:: Set task A ::
Copy the entries line for line, starting at their first line and ending at the line that contains "x-axis-title: Date bbox=[897, 1014, 942, 1036]", with both of those lines included.

:: Text shown ::
In order to find out how certain KPIs relate to user-perceived QoE, starting with the beginning of the last decade, QoS–QoE relationship models have become more frequently used. Here, certain QoS parameters are mathematically related to QoE values, usually now taking into account more application-level related parameters. For example, instead of just investigating IP packet statistics to quantify the level of quality for an IPTV stream, RTP traffic can be taken into consideration too. These QoS–QoE models were mainly built for voice and video services, which means that they are lacking universal applicability for other services [6]. We will talk about these models in detail in the next section.

In the recent years, a shift from traditional technology-centric QoS models to more holistic user-centric QoE models could be observed [8], although QoS–QoE mapping models are still used. A common approach for such QoE models is to predict QoE from a multi-dimensional space. These models differ from QoS–QoE relationship models: several other parameters — which are not measurable by traditional KPIs — are taken into account. This category is referred to as “context-aware”, since the (user) context has become essential in the modeling of the user-perceived quality. Algorithms based on machine learning and artificial intelligence are gaining interest in this scenario due to their potential for higher adaptability, reliability and robustness over statistical and parametric/probabilistic models [15].

2.2 Quality models

Quality models automatically provide a value of quality based on a certain input, much like if we asked a human observer to rate a given stimulus (e.g., a ten-second video clip). While researchers may use them in the lab to conduct experiments “offline”, they are typically implemented in network probing devices in order to allow for automated QoE calculations. We can classify QoE models based on the information they use, according to [35]: as shown in Fig. 2, we can define No-Reference (NR), Reduced-Reference (RR), and Full-Reference (FR) models, depending on whether they have no, partial, or full access to a source signal. FR models compare the source signal with the received one, for example, an automated telephone call that was recorded both at the source and the receiving end. Since both signals are required for quality calculation, data transfer of the signals is often required. This makes it impractical to use these models at remote ends, especially when large video traffic has to be inspected. In order to reduce the amount of information needed, RR and NR models typically operate on the client side only. RR models receive an auxiliary channel of information, whereas NR models only inspect received signals. They therefore require less data, which typically comes at the cost of lower accuracy [38].

:: Raw data ::
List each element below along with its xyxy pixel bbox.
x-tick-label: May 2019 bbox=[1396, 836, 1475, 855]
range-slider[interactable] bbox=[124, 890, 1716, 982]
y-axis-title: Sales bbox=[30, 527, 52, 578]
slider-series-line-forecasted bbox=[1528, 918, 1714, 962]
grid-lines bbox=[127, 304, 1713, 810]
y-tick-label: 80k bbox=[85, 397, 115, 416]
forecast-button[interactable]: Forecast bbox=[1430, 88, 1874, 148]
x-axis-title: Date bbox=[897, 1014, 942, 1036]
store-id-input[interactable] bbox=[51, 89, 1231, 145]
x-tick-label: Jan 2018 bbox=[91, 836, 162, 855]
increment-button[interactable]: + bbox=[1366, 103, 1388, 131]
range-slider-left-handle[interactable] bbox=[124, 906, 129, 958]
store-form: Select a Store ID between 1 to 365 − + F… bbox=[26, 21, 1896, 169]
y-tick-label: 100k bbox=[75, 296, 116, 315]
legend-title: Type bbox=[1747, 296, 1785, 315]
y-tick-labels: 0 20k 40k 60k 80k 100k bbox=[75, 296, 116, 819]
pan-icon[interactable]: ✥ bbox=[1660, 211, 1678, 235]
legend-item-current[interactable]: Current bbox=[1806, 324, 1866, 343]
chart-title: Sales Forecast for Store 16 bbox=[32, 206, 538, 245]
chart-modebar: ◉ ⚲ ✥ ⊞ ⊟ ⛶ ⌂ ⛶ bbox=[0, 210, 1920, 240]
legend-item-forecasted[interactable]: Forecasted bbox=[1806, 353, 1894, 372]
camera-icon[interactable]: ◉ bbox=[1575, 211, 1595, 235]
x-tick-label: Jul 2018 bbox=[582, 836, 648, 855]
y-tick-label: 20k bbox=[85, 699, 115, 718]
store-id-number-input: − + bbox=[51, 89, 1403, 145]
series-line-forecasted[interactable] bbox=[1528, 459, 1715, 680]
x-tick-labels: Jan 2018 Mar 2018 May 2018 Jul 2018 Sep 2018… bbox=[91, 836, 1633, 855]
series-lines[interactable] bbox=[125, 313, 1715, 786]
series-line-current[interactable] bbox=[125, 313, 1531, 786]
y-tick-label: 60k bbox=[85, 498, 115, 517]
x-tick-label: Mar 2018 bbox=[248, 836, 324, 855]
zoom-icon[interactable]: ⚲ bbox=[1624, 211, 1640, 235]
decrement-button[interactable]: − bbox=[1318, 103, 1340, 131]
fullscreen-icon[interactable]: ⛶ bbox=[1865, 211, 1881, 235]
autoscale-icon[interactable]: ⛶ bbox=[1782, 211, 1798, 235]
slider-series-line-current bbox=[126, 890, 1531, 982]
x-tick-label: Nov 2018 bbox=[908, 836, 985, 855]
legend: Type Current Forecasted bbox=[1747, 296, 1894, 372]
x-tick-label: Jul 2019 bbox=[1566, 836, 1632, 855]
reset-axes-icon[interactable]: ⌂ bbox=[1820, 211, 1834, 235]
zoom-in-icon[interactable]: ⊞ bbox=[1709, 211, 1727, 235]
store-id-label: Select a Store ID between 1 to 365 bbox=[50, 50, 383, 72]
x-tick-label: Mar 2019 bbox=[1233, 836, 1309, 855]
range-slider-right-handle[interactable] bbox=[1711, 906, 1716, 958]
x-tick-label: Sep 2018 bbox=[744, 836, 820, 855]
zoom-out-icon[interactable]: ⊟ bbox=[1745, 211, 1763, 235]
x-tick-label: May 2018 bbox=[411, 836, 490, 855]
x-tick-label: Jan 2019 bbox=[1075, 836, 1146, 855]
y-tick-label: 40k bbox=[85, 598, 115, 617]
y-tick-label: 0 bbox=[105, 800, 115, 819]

:: Set task B ::
Pick up the passage on QoS and QoE quality models and continue it from its final sentence.

:: Expected output A ::
List each element below along with its xyxy pixel bbox.
x-tick-label: May 2019 bbox=[1396, 836, 1475, 855]
range-slider[interactable] bbox=[124, 890, 1716, 982]
y-axis-title: Sales bbox=[30, 527, 52, 578]
slider-series-line-forecasted bbox=[1528, 918, 1714, 962]
grid-lines bbox=[127, 304, 1713, 810]
y-tick-label: 80k bbox=[85, 397, 115, 416]
forecast-button[interactable]: Forecast bbox=[1430, 88, 1874, 148]
x-axis-title: Date bbox=[897, 1014, 942, 1036]

:: Expected output B ::
Fig. 2
figure 2

Model classification according to information available from source

Another form of QoE model classification is visualized in Fig. 3: Signal-based models (or media-based models) work on the levels of pixels and samples only; they assume full access to data and decoding capabilities. Hybrid models combine signal information with bitstream-level information, such as packet headers. Parametric models only operate on transmitted packet-level or bitstream-level information, or — in the case of so-called planning models — assume no actual transmission, but can be used for designing networks with a certain service in mind. Naturally, a model with access to more information (e.g., decoded video frames instead of just packet headers) should provide a more accurate estimation of the quality, but in practice — and as we will see later — the amount of information accessible is often influenced by several extrinsic factors beyond control of the ISP.

Fig. 3
figure 3

Model classification according to information extracted from the transmission, based on [35]

The International Telecommunication Union (ITU) has standardized a number of quality models for different services. A comprehensive overview of these models was already given by Raake et al. in 2011 [35], however, since then, several new models have been standardized. ITU-T Rec. G.1011 provides a reference of all ITU models for quality estimation and compares their application areas, which helps practitioners in choosing the right model for a given service. Among the most notable models for speech quality evaluation are the Full-Reference ITU-T P.862 (PESQ) and ITU-T P.863 (POLQA) and the parametric ITU-T G.107 (“E-Model”). For video quality estimation, we highlight ITU-T J.144/J.247/J.341 as FR models, and ITU-T P.1201/P.1202 as parametric models for IPTV-type transmissions. An important recent ITU development for media quality assessment is the ITU-T P.1203 family of recommendations, which describes a comprehensive, parametric bitstream-based quality model for HTTP adaptive streaming services. This model consists of an audio and video quality prediction component and a temporal integration component, the latter of which takes into account player-level indicators such as stalling events and audiovisual quality variations.

Of course, apart from standardization efforts, the scientific community and video providers have also released a plethora of quality models; their listing is beyond the scope of this paper. Further models for video quality assessment can be found in [13]. Another recent example is Video Multi-Method Assessment Fusion (VMAF) by Netflix [1]. Still, we believe that the use of standardized models for monitoring — rather than internally developed or proprietary tools — allows for a better understanding of the obtained quality estimations; it also allows different technologies and the monitoring results of different ISPs to be compared.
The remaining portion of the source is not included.